### Work required
Find every line in the records below that holds the word "structured", and copy each one.
** Begin Provided data **
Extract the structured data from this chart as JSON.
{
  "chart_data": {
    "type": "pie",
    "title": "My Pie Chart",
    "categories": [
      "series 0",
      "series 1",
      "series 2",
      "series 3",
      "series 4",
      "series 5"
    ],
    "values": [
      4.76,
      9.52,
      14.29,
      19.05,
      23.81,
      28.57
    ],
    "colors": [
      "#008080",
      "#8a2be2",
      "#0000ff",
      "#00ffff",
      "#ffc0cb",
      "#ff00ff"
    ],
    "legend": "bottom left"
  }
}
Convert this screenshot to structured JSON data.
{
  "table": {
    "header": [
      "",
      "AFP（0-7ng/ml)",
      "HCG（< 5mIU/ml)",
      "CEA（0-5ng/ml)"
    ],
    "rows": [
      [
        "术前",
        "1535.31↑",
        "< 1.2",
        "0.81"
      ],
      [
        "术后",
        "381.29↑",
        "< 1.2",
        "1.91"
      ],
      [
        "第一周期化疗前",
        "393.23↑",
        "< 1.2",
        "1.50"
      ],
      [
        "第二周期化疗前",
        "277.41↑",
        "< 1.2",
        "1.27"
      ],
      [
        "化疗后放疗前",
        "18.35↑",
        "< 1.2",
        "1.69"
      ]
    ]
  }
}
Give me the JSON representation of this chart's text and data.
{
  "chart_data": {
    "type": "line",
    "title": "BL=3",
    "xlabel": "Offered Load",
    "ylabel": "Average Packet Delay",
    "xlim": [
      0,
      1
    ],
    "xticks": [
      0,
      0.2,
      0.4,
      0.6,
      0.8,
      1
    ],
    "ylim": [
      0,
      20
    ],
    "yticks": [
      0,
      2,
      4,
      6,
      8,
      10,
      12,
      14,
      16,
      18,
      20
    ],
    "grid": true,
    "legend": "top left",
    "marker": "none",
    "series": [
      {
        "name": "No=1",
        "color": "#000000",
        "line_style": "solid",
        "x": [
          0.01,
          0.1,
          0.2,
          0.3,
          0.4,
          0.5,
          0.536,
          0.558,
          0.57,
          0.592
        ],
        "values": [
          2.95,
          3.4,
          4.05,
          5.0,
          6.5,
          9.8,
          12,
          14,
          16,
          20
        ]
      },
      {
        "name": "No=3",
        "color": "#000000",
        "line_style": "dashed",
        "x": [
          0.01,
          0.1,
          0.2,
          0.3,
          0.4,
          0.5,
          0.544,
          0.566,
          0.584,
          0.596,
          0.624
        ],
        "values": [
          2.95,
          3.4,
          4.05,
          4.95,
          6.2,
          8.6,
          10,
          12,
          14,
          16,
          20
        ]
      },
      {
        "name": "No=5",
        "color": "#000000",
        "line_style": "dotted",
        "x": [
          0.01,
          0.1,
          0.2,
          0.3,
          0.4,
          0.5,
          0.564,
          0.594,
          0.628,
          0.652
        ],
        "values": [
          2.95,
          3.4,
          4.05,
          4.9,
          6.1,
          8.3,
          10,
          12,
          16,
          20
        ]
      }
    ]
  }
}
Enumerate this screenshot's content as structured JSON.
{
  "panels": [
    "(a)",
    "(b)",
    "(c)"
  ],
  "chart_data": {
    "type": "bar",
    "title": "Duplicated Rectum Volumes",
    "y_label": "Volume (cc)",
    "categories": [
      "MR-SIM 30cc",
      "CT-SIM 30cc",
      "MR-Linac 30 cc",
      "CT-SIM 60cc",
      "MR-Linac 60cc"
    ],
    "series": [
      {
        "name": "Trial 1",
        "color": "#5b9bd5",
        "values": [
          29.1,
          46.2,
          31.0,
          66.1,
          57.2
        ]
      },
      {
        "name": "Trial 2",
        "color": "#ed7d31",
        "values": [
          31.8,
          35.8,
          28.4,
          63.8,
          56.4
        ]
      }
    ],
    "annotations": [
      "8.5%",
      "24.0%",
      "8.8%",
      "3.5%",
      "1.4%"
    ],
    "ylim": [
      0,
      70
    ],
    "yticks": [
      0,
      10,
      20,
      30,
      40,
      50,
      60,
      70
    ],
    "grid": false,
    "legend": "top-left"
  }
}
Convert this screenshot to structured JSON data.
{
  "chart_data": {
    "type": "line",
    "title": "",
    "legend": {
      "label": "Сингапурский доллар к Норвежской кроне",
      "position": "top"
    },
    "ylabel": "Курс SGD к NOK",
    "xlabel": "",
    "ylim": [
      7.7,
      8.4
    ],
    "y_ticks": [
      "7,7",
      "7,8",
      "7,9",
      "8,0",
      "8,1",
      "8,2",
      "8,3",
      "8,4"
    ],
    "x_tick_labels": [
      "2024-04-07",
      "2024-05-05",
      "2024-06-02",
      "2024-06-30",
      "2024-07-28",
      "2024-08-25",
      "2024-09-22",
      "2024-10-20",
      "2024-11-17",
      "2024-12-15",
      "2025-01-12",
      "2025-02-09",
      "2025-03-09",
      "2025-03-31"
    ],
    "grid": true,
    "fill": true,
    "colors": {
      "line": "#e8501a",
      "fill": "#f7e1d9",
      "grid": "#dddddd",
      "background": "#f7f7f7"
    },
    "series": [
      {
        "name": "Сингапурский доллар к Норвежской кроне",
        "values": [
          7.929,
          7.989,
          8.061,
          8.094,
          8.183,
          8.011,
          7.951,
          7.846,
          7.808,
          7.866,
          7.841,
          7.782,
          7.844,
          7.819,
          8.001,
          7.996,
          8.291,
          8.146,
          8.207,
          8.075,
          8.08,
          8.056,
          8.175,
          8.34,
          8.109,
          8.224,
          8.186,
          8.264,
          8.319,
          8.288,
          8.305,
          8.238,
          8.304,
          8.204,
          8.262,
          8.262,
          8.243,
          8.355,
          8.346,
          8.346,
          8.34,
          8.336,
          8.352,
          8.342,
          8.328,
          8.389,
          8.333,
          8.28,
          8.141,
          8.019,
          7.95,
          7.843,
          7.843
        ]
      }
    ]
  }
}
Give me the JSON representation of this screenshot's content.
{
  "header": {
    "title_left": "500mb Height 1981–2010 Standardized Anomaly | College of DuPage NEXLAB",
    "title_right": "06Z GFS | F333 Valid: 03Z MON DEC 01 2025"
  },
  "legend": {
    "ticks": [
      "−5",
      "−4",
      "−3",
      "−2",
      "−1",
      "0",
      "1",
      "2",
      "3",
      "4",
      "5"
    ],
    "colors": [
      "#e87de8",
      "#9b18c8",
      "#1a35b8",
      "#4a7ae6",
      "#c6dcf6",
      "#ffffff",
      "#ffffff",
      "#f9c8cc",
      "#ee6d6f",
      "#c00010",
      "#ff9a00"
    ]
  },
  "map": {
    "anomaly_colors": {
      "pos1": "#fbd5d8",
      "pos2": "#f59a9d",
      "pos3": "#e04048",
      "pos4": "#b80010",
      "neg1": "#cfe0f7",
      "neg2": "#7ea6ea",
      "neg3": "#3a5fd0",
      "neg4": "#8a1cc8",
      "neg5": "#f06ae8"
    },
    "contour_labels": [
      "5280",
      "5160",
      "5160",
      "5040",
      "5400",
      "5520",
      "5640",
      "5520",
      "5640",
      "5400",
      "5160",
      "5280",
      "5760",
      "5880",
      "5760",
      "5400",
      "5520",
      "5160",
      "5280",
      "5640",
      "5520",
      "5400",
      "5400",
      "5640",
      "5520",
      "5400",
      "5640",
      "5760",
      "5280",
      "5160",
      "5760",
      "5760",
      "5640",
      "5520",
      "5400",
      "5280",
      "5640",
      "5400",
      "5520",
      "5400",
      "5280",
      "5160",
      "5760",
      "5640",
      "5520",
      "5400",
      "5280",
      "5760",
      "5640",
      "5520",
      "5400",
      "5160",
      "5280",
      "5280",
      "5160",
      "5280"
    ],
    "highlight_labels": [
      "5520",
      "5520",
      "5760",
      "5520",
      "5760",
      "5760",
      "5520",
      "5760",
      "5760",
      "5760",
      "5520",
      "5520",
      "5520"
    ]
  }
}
** End Provided data **
### Response
Extract the structured data from this chart as JSON.
Convert this screenshot to structured JSON data.
Enumerate this screenshot's content as structured JSON.
Convert this screenshot to structured JSON data.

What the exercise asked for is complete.